%%

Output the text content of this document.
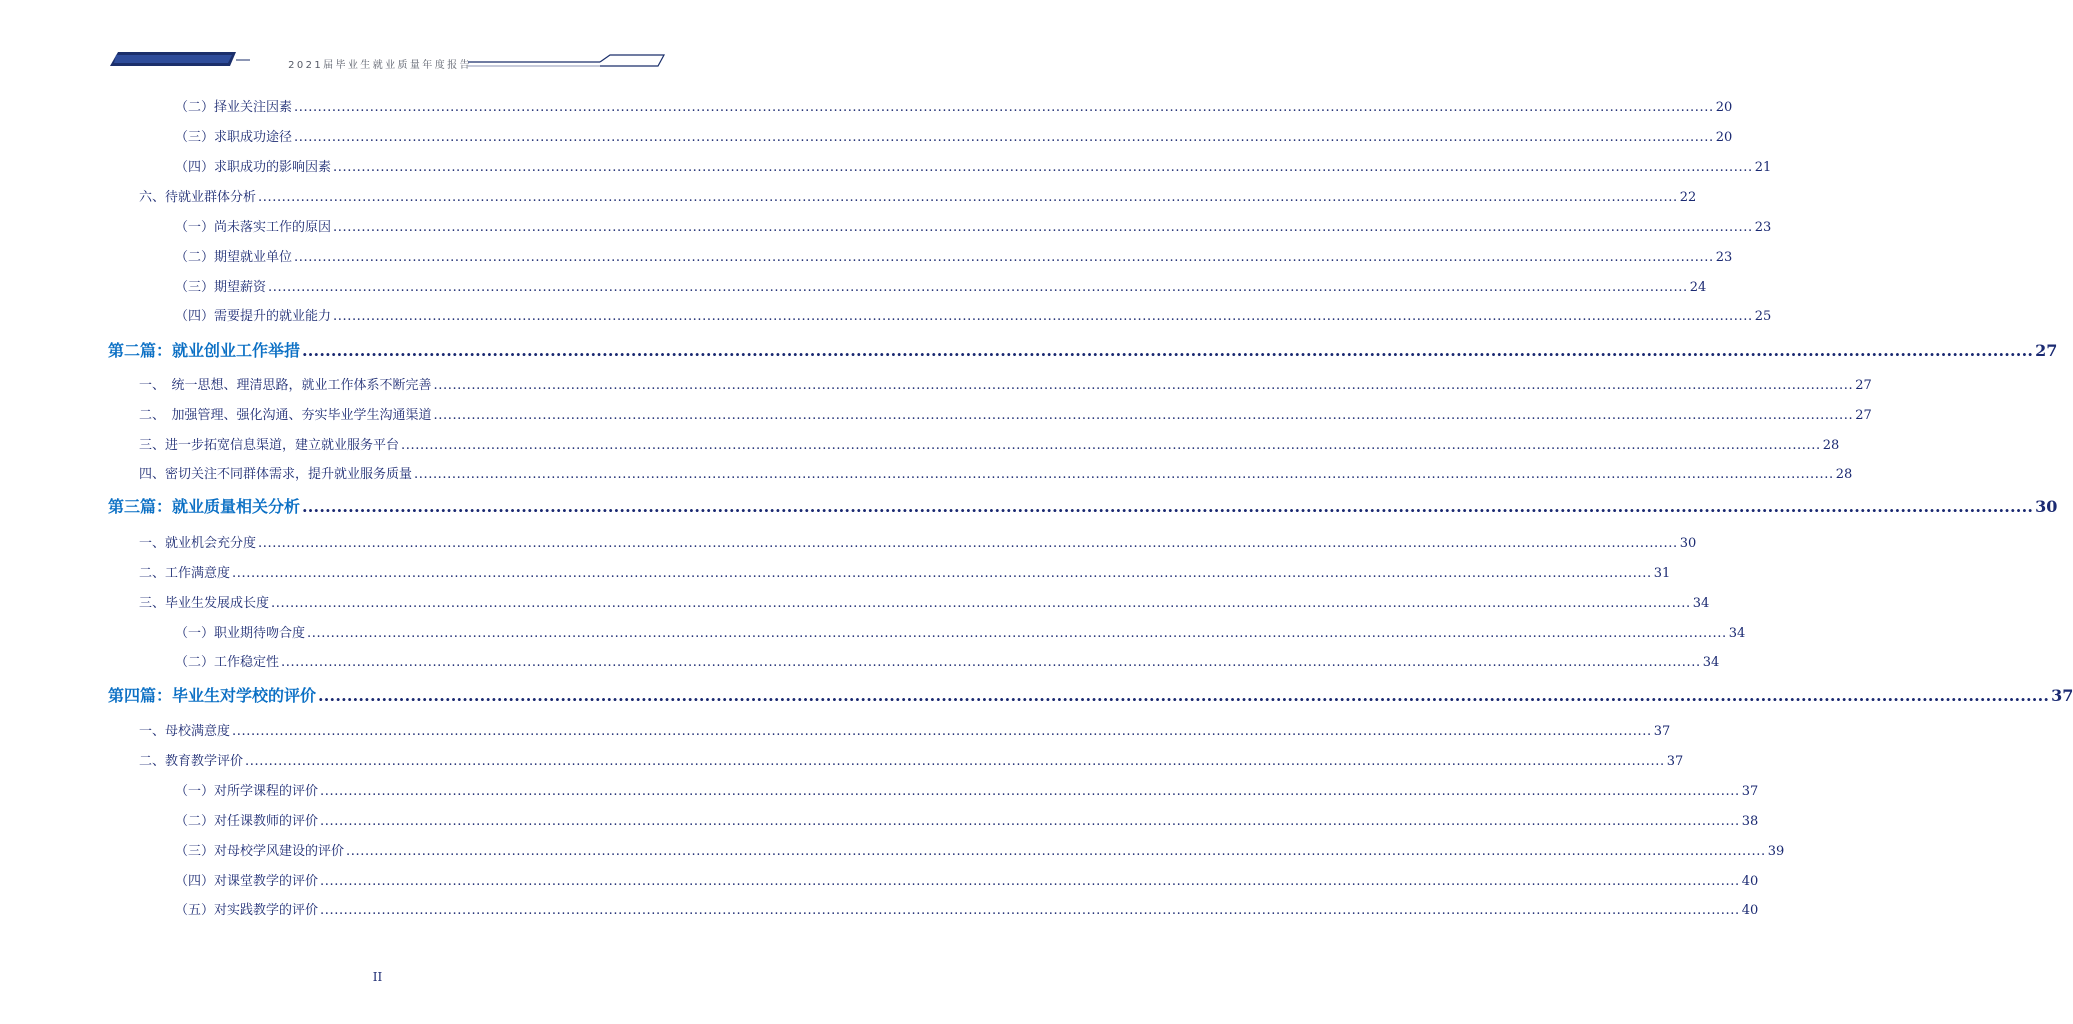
2021届毕业生就业质量年度报告
（二）择业关注因素 ............................................................................................................................................................................................................................................................................................................ 20
（三）求职成功途径 ............................................................................................................................................................................................................................................................................................................ 20
（四）求职成功的影响因素 ............................................................................................................................................................................................................................................................................................................ 21
六、待就业群体分析 ............................................................................................................................................................................................................................................................................................................ 22
（一）尚未落实工作的原因 ............................................................................................................................................................................................................................................................................................................ 23
（二）期望就业单位 ............................................................................................................................................................................................................................................................................................................ 23
（三）期望薪资 ............................................................................................................................................................................................................................................................................................................ 24
（四）需要提升的就业能力 ............................................................................................................................................................................................................................................................................................................ 25
第二篇：就业创业工作举措 ............................................................................................................................................................................................................................................................................................................ 27
一、　统一思想、理清思路，就业工作体系不断完善 ............................................................................................................................................................................................................................................................................................................ 27
二、　加强管理、强化沟通、夯实毕业学生沟通渠道 ............................................................................................................................................................................................................................................................................................................ 27
三、进一步拓宽信息渠道，建立就业服务平台 ............................................................................................................................................................................................................................................................................................................ 28
四、密切关注不同群体需求，提升就业服务质量 ............................................................................................................................................................................................................................................................................................................ 28
第三篇：就业质量相关分析 ............................................................................................................................................................................................................................................................................................................ 30
一、就业机会充分度 ............................................................................................................................................................................................................................................................................................................ 30
二、工作满意度 ............................................................................................................................................................................................................................................................................................................ 31
三、毕业生发展成长度 ............................................................................................................................................................................................................................................................................................................ 34
（一）职业期待吻合度 ............................................................................................................................................................................................................................................................................................................ 34
（二）工作稳定性 ............................................................................................................................................................................................................................................................................................................ 34
第四篇：毕业生对学校的评价 ............................................................................................................................................................................................................................................................................................................ 37
一、母校满意度 ............................................................................................................................................................................................................................................................................................................ 37
二、教育教学评价 ............................................................................................................................................................................................................................................................................................................ 37
（一）对所学课程的评价 ............................................................................................................................................................................................................................................................................................................ 37
（二）对任课教师的评价 ............................................................................................................................................................................................................................................................................................................ 38
（三）对母校学风建设的评价 ............................................................................................................................................................................................................................................................................................................ 39
（四）对课堂教学的评价 ............................................................................................................................................................................................................................................................................................................ 40
（五）对实践教学的评价 ............................................................................................................................................................................................................................................................................................................ 40
II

%%

[WHAT TO WORK ON]
Restate each line of the records exactly; pictures do not belong in the copy.

[THE ANSWER]
Output the text content of this document.
2021届毕业生就业质量年度报告
（二）择业关注因素 ............................................................................................................................................................................................................................................................................................................ 20
（三）求职成功途径 ............................................................................................................................................................................................................................................................................................................ 20
（四）求职成功的影响因素 ............................................................................................................................................................................................................................................................................................................ 21
六、待就业群体分析 ............................................................................................................................................................................................................................................................................................................ 22
（一）尚未落实工作的原因 ............................................................................................................................................................................................................................................................................................................ 23
（二）期望就业单位 ............................................................................................................................................................................................................................................................................................................ 23
（三）期望薪资 ............................................................................................................................................................................................................................................................................................................ 24
（四）需要提升的就业能力 ............................................................................................................................................................................................................................................................................................................ 25
第二篇：就业创业工作举措 ............................................................................................................................................................................................................................................................................................................ 27
一、　统一思想、理清思路，就业工作体系不断完善 ............................................................................................................................................................................................................................................................................................................ 27
二、　加强管理、强化沟通、夯实毕业学生沟通渠道 ............................................................................................................................................................................................................................................................................................................ 27
三、进一步拓宽信息渠道，建立就业服务平台 ............................................................................................................................................................................................................................................................................................................ 28
四、密切关注不同群体需求，提升就业服务质量 ............................................................................................................................................................................................................................................................................................................ 28
第三篇：就业质量相关分析 ............................................................................................................................................................................................................................................................................................................ 30
一、就业机会充分度 ............................................................................................................................................................................................................................................................................................................ 30
二、工作满意度 ............................................................................................................................................................................................................................................................................................................ 31
三、毕业生发展成长度 ............................................................................................................................................................................................................................................................................................................ 34
（一）职业期待吻合度 ............................................................................................................................................................................................................................................................................................................ 34
（二）工作稳定性 ............................................................................................................................................................................................................................................................................................................ 34
第四篇：毕业生对学校的评价 ............................................................................................................................................................................................................................................................................................................ 37
一、母校满意度 ............................................................................................................................................................................................................................................................................................................ 37
二、教育教学评价 ............................................................................................................................................................................................................................................................................................................ 37
（一）对所学课程的评价 ............................................................................................................................................................................................................................................................................................................ 37
（二）对任课教师的评价 ............................................................................................................................................................................................................................................................................................................ 38
（三）对母校学风建设的评价 ............................................................................................................................................................................................................................................................................................................ 39
（四）对课堂教学的评价 ............................................................................................................................................................................................................................................................................................................ 40
（五）对实践教学的评价 ............................................................................................................................................................................................................................................................................................................ 40
II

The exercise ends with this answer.